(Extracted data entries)
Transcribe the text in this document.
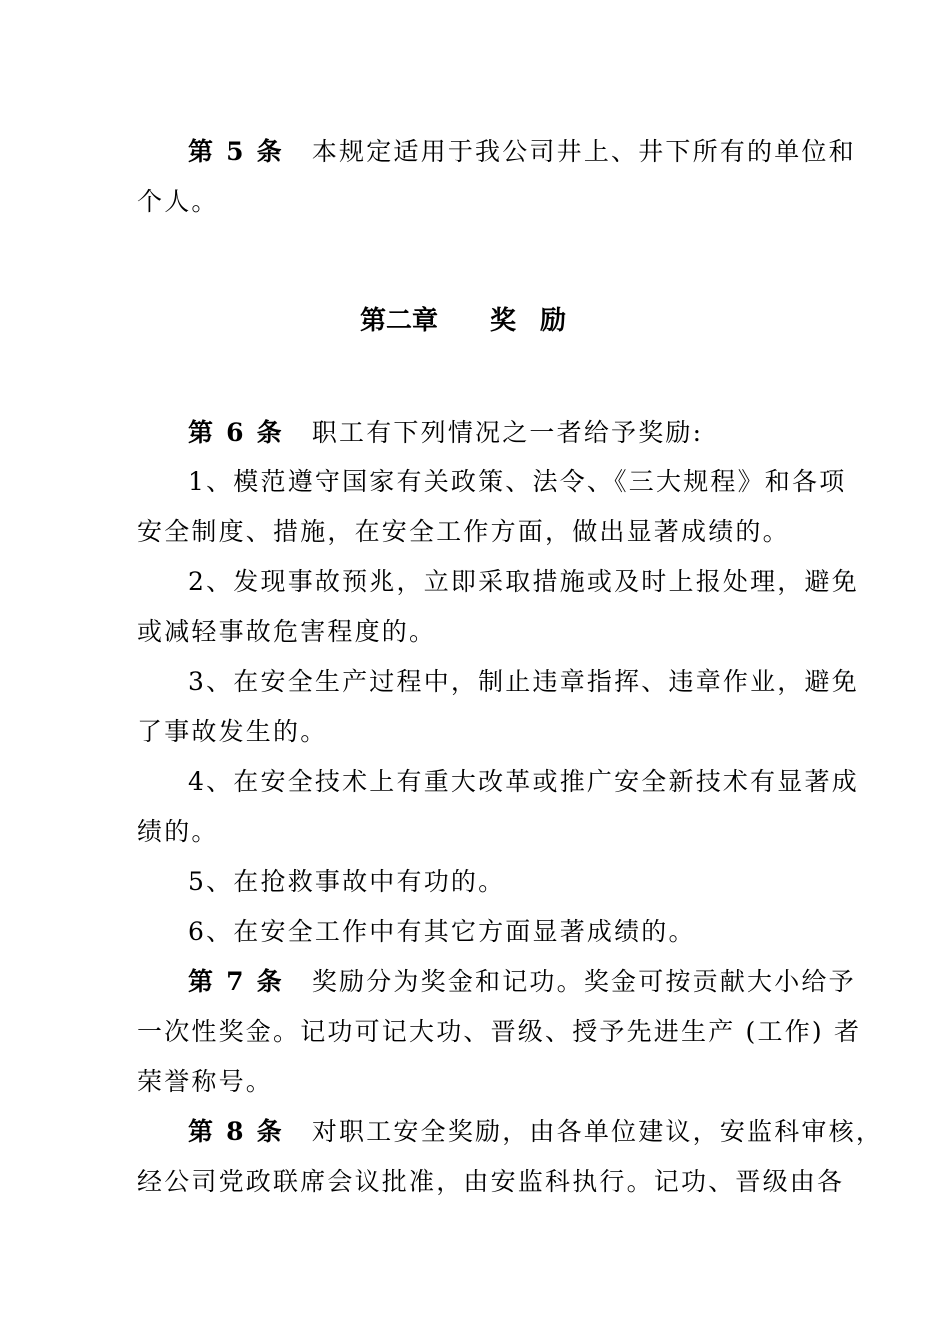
第 5 条 本规定适用于我公司井上、井下所有的单位和
个人。
第二章 奖励
第 6 条 职工有下列情况之一者给予奖励:
1、模范遵守国家有关政策、法令、《三大规程》和各项
安全制度、措施，在安全工作方面，做出显著成绩的。
2、发现事故预兆，立即采取措施或及时上报处理，避免
或减轻事故危害程度的。
3、在安全生产过程中，制止违章指挥、违章作业，避免
了事故发生的。
4、在安全技术上有重大改革或推广安全新技术有显著成
绩的。
5、在抢救事故中有功的。
6、在安全工作中有其它方面显著成绩的。
第 7 条 奖励分为奖金和记功。奖金可按贡献大小给予
一次性奖金。记功可记大功、晋级、授予先进生产 (工作) 者
荣誉称号。
第 8 条 对职工安全奖励，由各单位建议，安监科审核，
经公司党政联席会议批准，由安监科执行。记功、晋级由各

## TASK REQUIREMENTS
Word for word, quote the lines above. Omit the pictures.

## EXERCISE RESPONSE
Transcribe the text in this document.
第 5 条 本规定适用于我公司井上、井下所有的单位和
个人。
第二章 奖励
第 6 条 职工有下列情况之一者给予奖励:
1、模范遵守国家有关政策、法令、《三大规程》和各项
安全制度、措施，在安全工作方面，做出显著成绩的。
2、发现事故预兆，立即采取措施或及时上报处理，避免
或减轻事故危害程度的。
3、在安全生产过程中，制止违章指挥、违章作业，避免
了事故发生的。
4、在安全技术上有重大改革或推广安全新技术有显著成
绩的。
5、在抢救事故中有功的。
6、在安全工作中有其它方面显著成绩的。
第 7 条 奖励分为奖金和记功。奖金可按贡献大小给予
一次性奖金。记功可记大功、晋级、授予先进生产 (工作) 者
荣誉称号。
第 8 条 对职工安全奖励，由各单位建议，安监科审核，
经公司党政联席会议批准，由安监科执行。记功、晋级由各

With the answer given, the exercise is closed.